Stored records
---------------

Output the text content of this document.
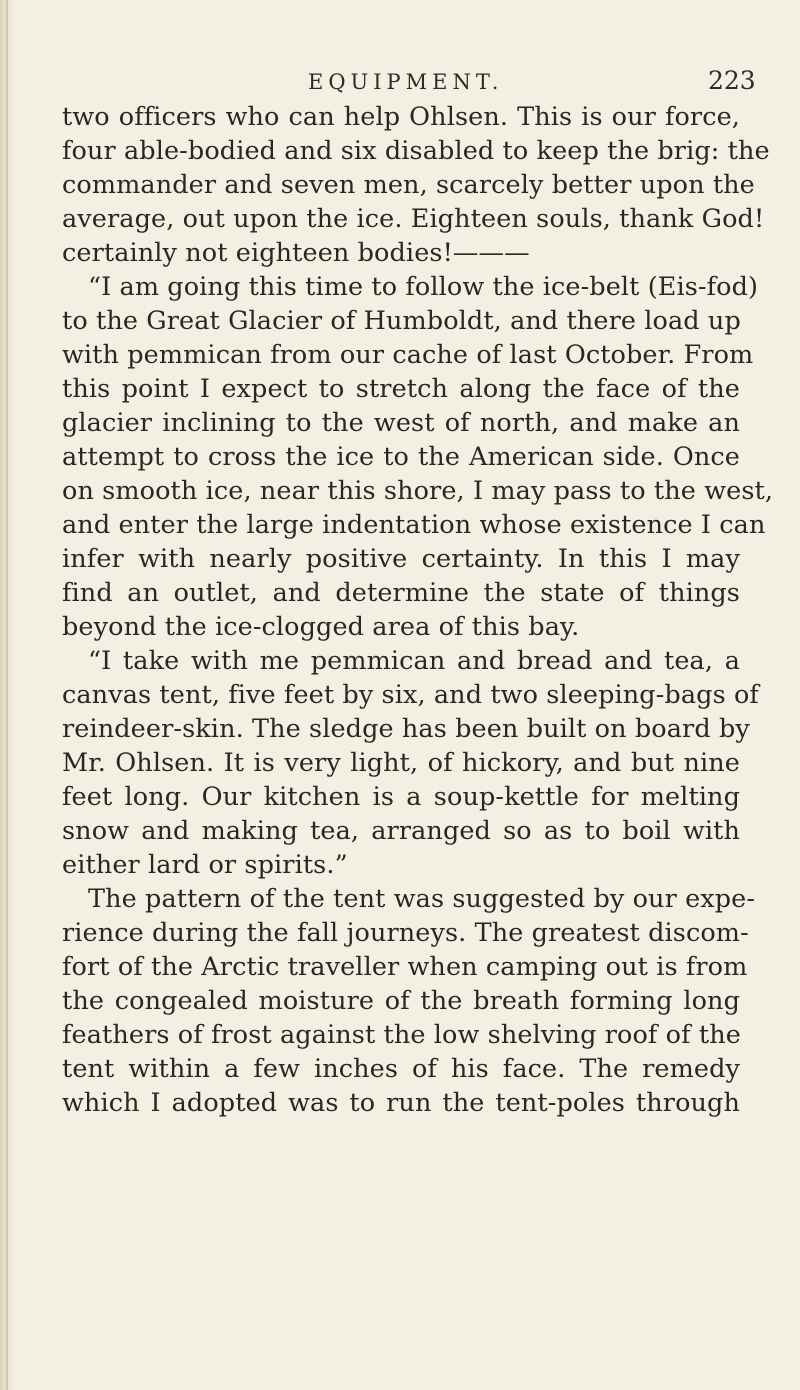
EQUIPMENT.	223
two officers who can help Ohlsen. This is our force,
four able-bodied and six disabled to keep the brig: the
commander and seven men, scarcely better upon the
average, out upon the ice. Eighteen souls, thank God!
certainly not eighteen bodies!———
“I am going this time to follow the ice-belt (Eis-fod)
to the Great Glacier of Humboldt, and there load up
with pemmican from our cache of last October. From
this point I expect to stretch along the face of the
glacier inclining to the west of north, and make an
attempt to cross the ice to the American side. Once
on smooth ice, near this shore, I may pass to the west,
and enter the large indentation whose existence I can
infer with nearly positive certainty. In this I may
find an outlet, and determine the state of things
beyond the ice-clogged area of this bay.
“I take with me pemmican and bread and tea, a
canvas tent, five feet by six, and two sleeping-bags of
reindeer-skin. The sledge has been built on board by
Mr. Ohlsen. It is very light, of hickory, and but nine
feet long. Our kitchen is a soup-kettle for melting
snow and making tea, arranged so as to boil with
either lard or spirits.”
The pattern of the tent was suggested by our expe-
rience during the fall journeys. The greatest discom-
fort of the Arctic traveller when camping out is from
the congealed moisture of the breath forming long
feathers of frost against the low shelving roof of the
tent within a few inches of his face. The remedy
which I adopted was to run the tent-poles through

---------------

**Direction:**
Repeat the material above word for word, please, apart from its images.

**Output for this task:**
Output the text content of this document.
EQUIPMENT.	223
two officers who can help Ohlsen. This is our force,
four able-bodied and six disabled to keep the brig: the
commander and seven men, scarcely better upon the
average, out upon the ice. Eighteen souls, thank God!
certainly not eighteen bodies!———
“I am going this time to follow the ice-belt (Eis-fod)
to the Great Glacier of Humboldt, and there load up
with pemmican from our cache of last October. From
this point I expect to stretch along the face of the
glacier inclining to the west of north, and make an
attempt to cross the ice to the American side. Once
on smooth ice, near this shore, I may pass to the west,
and enter the large indentation whose existence I can
infer with nearly positive certainty. In this I may
find an outlet, and determine the state of things
beyond the ice-clogged area of this bay.
“I take with me pemmican and bread and tea, a
canvas tent, five feet by six, and two sleeping-bags of
reindeer-skin. The sledge has been built on board by
Mr. Ohlsen. It is very light, of hickory, and but nine
feet long. Our kitchen is a soup-kettle for melting
snow and making tea, arranged so as to boil with
either lard or spirits.”
The pattern of the tent was suggested by our expe-
rience during the fall journeys. The greatest discom-
fort of the Arctic traveller when camping out is from
the congealed moisture of the breath forming long
feathers of frost against the low shelving roof of the
tent within a few inches of his face. The remedy
which I adopted was to run the tent-poles through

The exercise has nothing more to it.